Given task.
Copy out the records in full, word for word, without pictures.

[Data records]
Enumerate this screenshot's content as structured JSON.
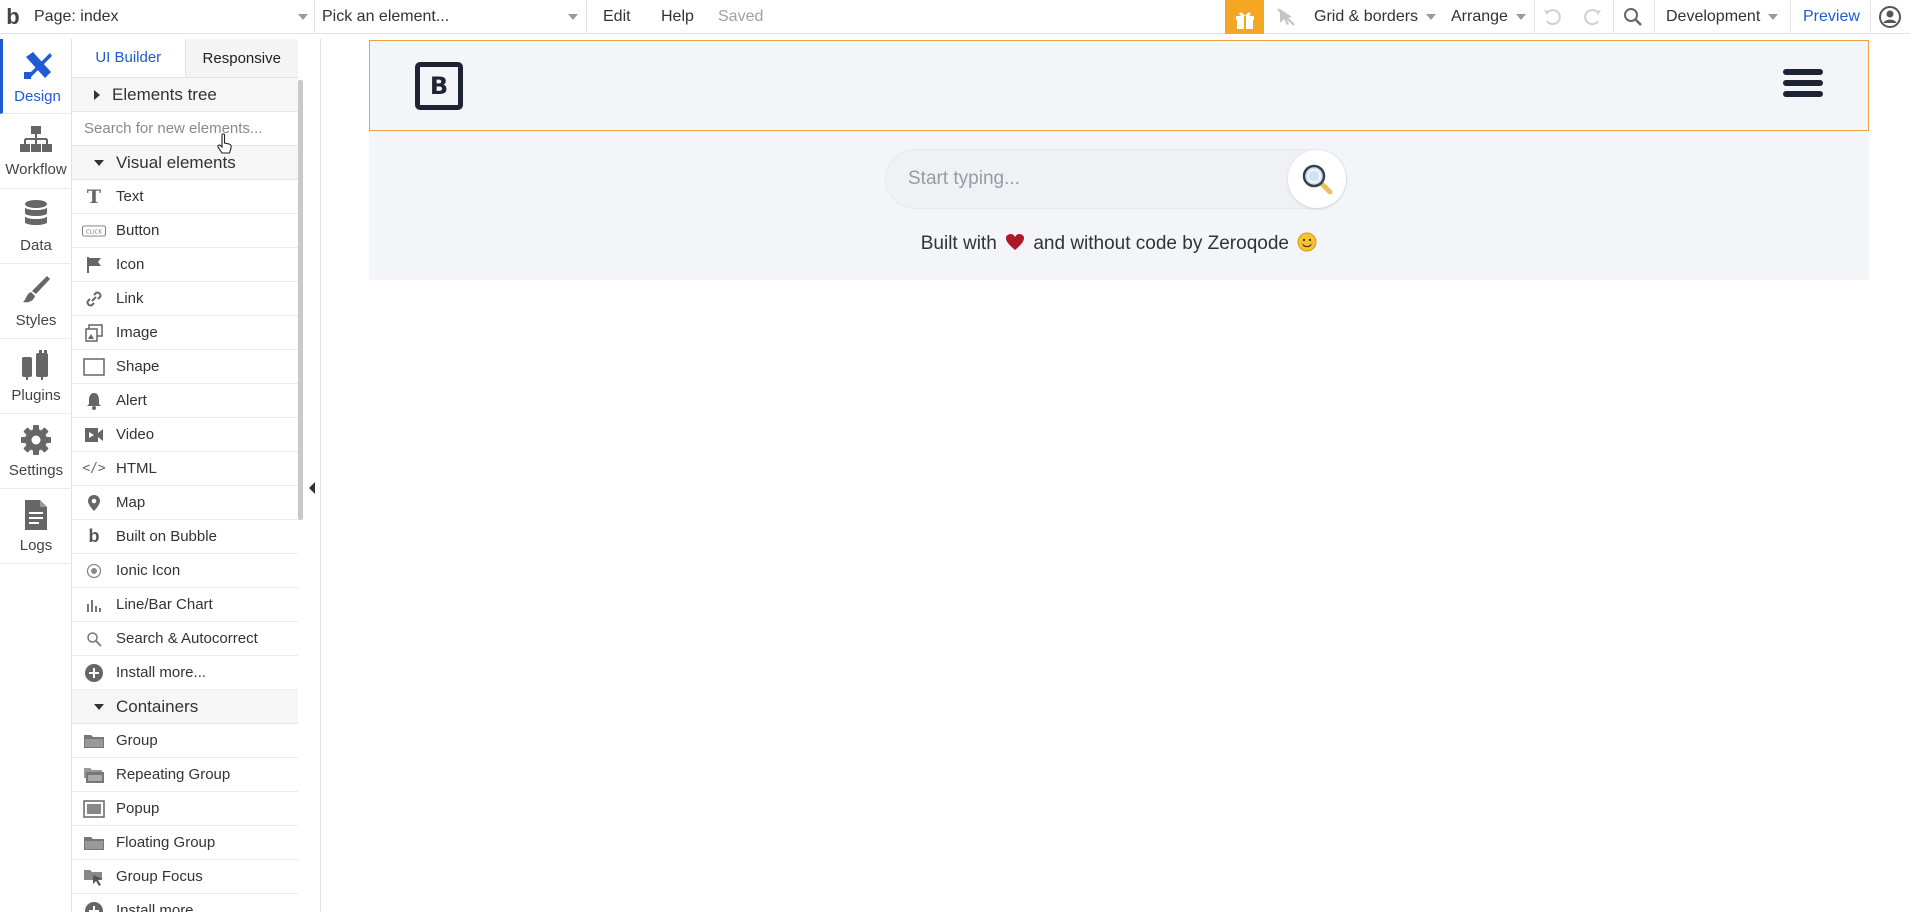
{
  "topbar": {
    "page_selector": "Page: index",
    "element_picker_placeholder": "Pick an element...",
    "menu_edit": "Edit",
    "menu_help": "Help",
    "save_status": "Saved",
    "grid_borders": "Grid & borders",
    "arrange": "Arrange",
    "environment": "Development",
    "preview": "Preview"
  },
  "leftnav": {
    "items": [
      {
        "label": "Design",
        "icon": "design-icon"
      },
      {
        "label": "Workflow",
        "icon": "workflow-icon"
      },
      {
        "label": "Data",
        "icon": "database-icon"
      },
      {
        "label": "Styles",
        "icon": "brush-icon"
      },
      {
        "label": "Plugins",
        "icon": "plugins-icon"
      },
      {
        "label": "Settings",
        "icon": "gear-icon"
      },
      {
        "label": "Logs",
        "icon": "document-icon"
      }
    ]
  },
  "panel": {
    "tab_ui_builder": "UI Builder",
    "tab_responsive": "Responsive",
    "elements_tree": "Elements tree",
    "search_placeholder": "Search for new elements...",
    "visual_elements_title": "Visual elements",
    "visual_elements": [
      {
        "label": "Text",
        "icon": "text-icon"
      },
      {
        "label": "Button",
        "icon": "button-icon"
      },
      {
        "label": "Icon",
        "icon": "flag-icon"
      },
      {
        "label": "Link",
        "icon": "link-icon"
      },
      {
        "label": "Image",
        "icon": "image-icon"
      },
      {
        "label": "Shape",
        "icon": "shape-icon"
      },
      {
        "label": "Alert",
        "icon": "bell-icon"
      },
      {
        "label": "Video",
        "icon": "video-icon"
      },
      {
        "label": "HTML",
        "icon": "code-icon"
      },
      {
        "label": "Map",
        "icon": "map-pin-icon"
      },
      {
        "label": "Built on Bubble",
        "icon": "bubble-icon"
      },
      {
        "label": "Ionic Icon",
        "icon": "ionic-icon"
      },
      {
        "label": "Line/Bar Chart",
        "icon": "chart-icon"
      },
      {
        "label": "Search & Autocorrect",
        "icon": "search-icon"
      },
      {
        "label": "Install more...",
        "icon": "plus-circle-icon"
      }
    ],
    "containers_title": "Containers",
    "containers": [
      {
        "label": "Group",
        "icon": "folder-icon"
      },
      {
        "label": "Repeating Group",
        "icon": "repeating-group-icon"
      },
      {
        "label": "Popup",
        "icon": "popup-icon"
      },
      {
        "label": "Floating Group",
        "icon": "floating-group-icon"
      },
      {
        "label": "Group Focus",
        "icon": "group-focus-icon"
      },
      {
        "label": "Install more...",
        "icon": "plus-circle-icon"
      }
    ]
  },
  "canvas": {
    "search_placeholder": "Start typing...",
    "credit_prefix": "Built with",
    "credit_middle": "and without code by Zeroqode",
    "logo_letter": "B"
  },
  "colors": {
    "accent": "#1e5bd4",
    "gift": "#f5a623",
    "header_border": "#f0a040",
    "page_bg": "#f4f5f9"
  }
}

Task result.
Enumerate this screenshot's content as structured JSON.
{
  "topbar": {
    "page_selector": "Page: index",
    "element_picker_placeholder": "Pick an element...",
    "menu_edit": "Edit",
    "menu_help": "Help",
    "save_status": "Saved",
    "grid_borders": "Grid & borders",
    "arrange": "Arrange",
    "environment": "Development",
    "preview": "Preview"
  },
  "leftnav": {
    "items": [
      {
        "label": "Design",
        "icon": "design-icon"
      },
      {
        "label": "Workflow",
        "icon": "workflow-icon"
      },
      {
        "label": "Data",
        "icon": "database-icon"
      },
      {
        "label": "Styles",
        "icon": "brush-icon"
      },
      {
        "label": "Plugins",
        "icon": "plugins-icon"
      },
      {
        "label": "Settings",
        "icon": "gear-icon"
      },
      {
        "label": "Logs",
        "icon": "document-icon"
      }
    ]
  },
  "panel": {
    "tab_ui_builder": "UI Builder",
    "tab_responsive": "Responsive",
    "elements_tree": "Elements tree",
    "search_placeholder": "Search for new elements...",
    "visual_elements_title": "Visual elements",
    "visual_elements": [
      {
        "label": "Text",
        "icon": "text-icon"
      },
      {
        "label": "Button",
        "icon": "button-icon"
      },
      {
        "label": "Icon",
        "icon": "flag-icon"
      },
      {
        "label": "Link",
        "icon": "link-icon"
      },
      {
        "label": "Image",
        "icon": "image-icon"
      },
      {
        "label": "Shape",
        "icon": "shape-icon"
      },
      {
        "label": "Alert",
        "icon": "bell-icon"
      },
      {
        "label": "Video",
        "icon": "video-icon"
      },
      {
        "label": "HTML",
        "icon": "code-icon"
      },
      {
        "label": "Map",
        "icon": "map-pin-icon"
      },
      {
        "label": "Built on Bubble",
        "icon": "bubble-icon"
      },
      {
        "label": "Ionic Icon",
        "icon": "ionic-icon"
      },
      {
        "label": "Line/Bar Chart",
        "icon": "chart-icon"
      },
      {
        "label": "Search & Autocorrect",
        "icon": "search-icon"
      },
      {
        "label": "Install more...",
        "icon": "plus-circle-icon"
      }
    ],
    "containers_title": "Containers",
    "containers": [
      {
        "label": "Group",
        "icon": "folder-icon"
      },
      {
        "label": "Repeating Group",
        "icon": "repeating-group-icon"
      },
      {
        "label": "Popup",
        "icon": "popup-icon"
      },
      {
        "label": "Floating Group",
        "icon": "floating-group-icon"
      },
      {
        "label": "Group Focus",
        "icon": "group-focus-icon"
      },
      {
        "label": "Install more...",
        "icon": "plus-circle-icon"
      }
    ]
  },
  "canvas": {
    "search_placeholder": "Start typing...",
    "credit_prefix": "Built with",
    "credit_middle": "and without code by Zeroqode",
    "logo_letter": "B"
  },
  "colors": {
    "accent": "#1e5bd4",
    "gift": "#f5a623",
    "header_border": "#f0a040",
    "page_bg": "#f4f5f9"
  }
}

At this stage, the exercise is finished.